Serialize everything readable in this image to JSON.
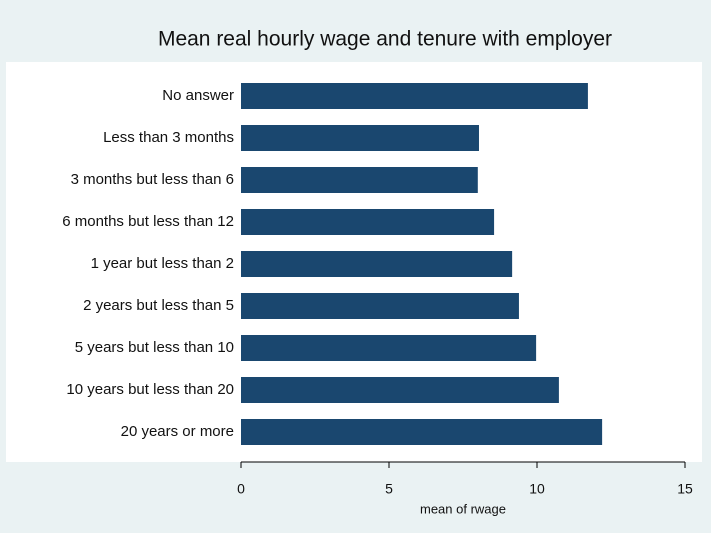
{
  "chart_data": {
    "type": "bar",
    "orientation": "horizontal",
    "title": "Mean real hourly wage and tenure with employer",
    "xlabel": "mean of rwage",
    "categories": [
      "No answer",
      "Less than 3 months",
      "3 months but less than 6",
      "6 months but less than 12",
      "1 year but less than 2",
      "2 years but less than 5",
      "5 years but less than 10",
      "10 years but less than 20",
      "20 years or more"
    ],
    "values": [
      11.72,
      8.04,
      8.0,
      8.55,
      9.16,
      9.39,
      9.97,
      10.74,
      12.2
    ],
    "color": "#1a476f",
    "xlim": [
      0,
      15
    ],
    "xticks": [
      0,
      5,
      10,
      15
    ],
    "grid": false
  }
}
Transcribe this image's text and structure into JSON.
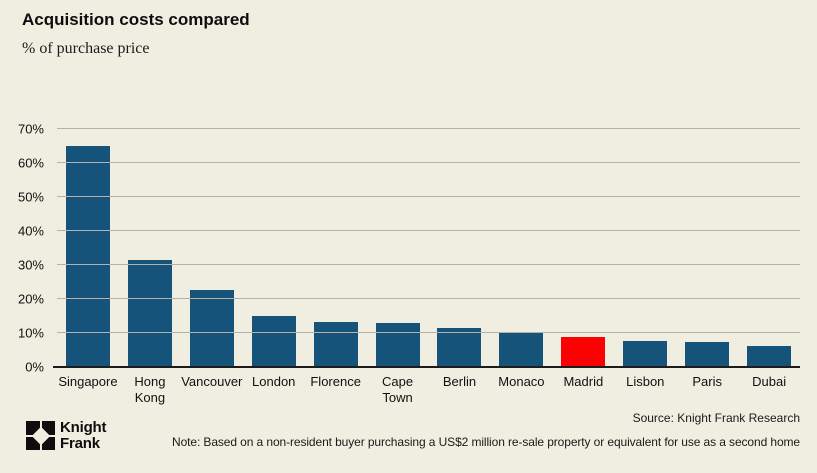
{
  "page": {
    "background_color": "#f0eee1"
  },
  "header": {
    "title": "Acquisition costs compared",
    "subtitle": "% of purchase price"
  },
  "chart_data": {
    "type": "bar",
    "title": "Acquisition costs compared",
    "subtitle": "% of purchase price",
    "categories": [
      "Singapore",
      "Hong\nKong",
      "Vancouver",
      "London",
      "Florence",
      "Cape\nTown",
      "Berlin",
      "Monaco",
      "Madrid",
      "Lisbon",
      "Paris",
      "Dubai"
    ],
    "values": [
      65,
      31.4,
      22.6,
      15.1,
      13.3,
      12.8,
      11.4,
      10.4,
      8.7,
      7.6,
      7.4,
      6.1
    ],
    "ylim": [
      0,
      70
    ],
    "ytick_step": 10,
    "ytick_suffix": "%",
    "grid": true,
    "legend": "none",
    "bar_color": "#15537b",
    "highlight_index": 8,
    "highlight_color": "#fb0202",
    "gridline_color": "#b3b2a9"
  },
  "footer": {
    "logo": {
      "icon": "knight-frank-mark",
      "line1": "Knight",
      "line2": "Frank"
    },
    "source": "Source: Knight Frank Research",
    "note": "Note: Based on a non-resident buyer purchasing a US$2 million re-sale property or equivalent for use as a second home"
  }
}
——————————
[Stated goal]: From the material above, reproduce everything verbatim except the pictures.

[The solution]:
Serialize everything readable in this image to JSON.
{
  "chart_data": {
    "type": "bar",
    "orientation": "horizontal",
    "title": "Mean real hourly wage and tenure with employer",
    "xlabel": "mean of rwage",
    "categories": [
      "No answer",
      "Less than 3 months",
      "3 months but less than 6",
      "6 months but less than 12",
      "1 year but less than 2",
      "2 years but less than 5",
      "5 years but less than 10",
      "10 years but less than 20",
      "20 years or more"
    ],
    "values": [
      11.72,
      8.04,
      8.0,
      8.55,
      9.16,
      9.39,
      9.97,
      10.74,
      12.2
    ],
    "color": "#1a476f",
    "xlim": [
      0,
      15
    ],
    "xticks": [
      0,
      5,
      10,
      15
    ],
    "grid": false
  }
}
Transcribe this image's text and structure into JSON.
{
  "page": {
    "background_color": "#f0eee1"
  },
  "header": {
    "title": "Acquisition costs compared",
    "subtitle": "% of purchase price"
  },
  "chart_data": {
    "type": "bar",
    "title": "Acquisition costs compared",
    "subtitle": "% of purchase price",
    "categories": [
      "Singapore",
      "Hong\nKong",
      "Vancouver",
      "London",
      "Florence",
      "Cape\nTown",
      "Berlin",
      "Monaco",
      "Madrid",
      "Lisbon",
      "Paris",
      "Dubai"
    ],
    "values": [
      65,
      31.4,
      22.6,
      15.1,
      13.3,
      12.8,
      11.4,
      10.4,
      8.7,
      7.6,
      7.4,
      6.1
    ],
    "ylim": [
      0,
      70
    ],
    "ytick_step": 10,
    "ytick_suffix": "%",
    "grid": true,
    "legend": "none",
    "bar_color": "#15537b",
    "highlight_index": 8,
    "highlight_color": "#fb0202",
    "gridline_color": "#b3b2a9"
  },
  "footer": {
    "logo": {
      "icon": "knight-frank-mark",
      "line1": "Knight",
      "line2": "Frank"
    },
    "source": "Source: Knight Frank Research",
    "note": "Note: Based on a non-resident buyer purchasing a US$2 million re-sale property or equivalent for use as a second home"
  }
}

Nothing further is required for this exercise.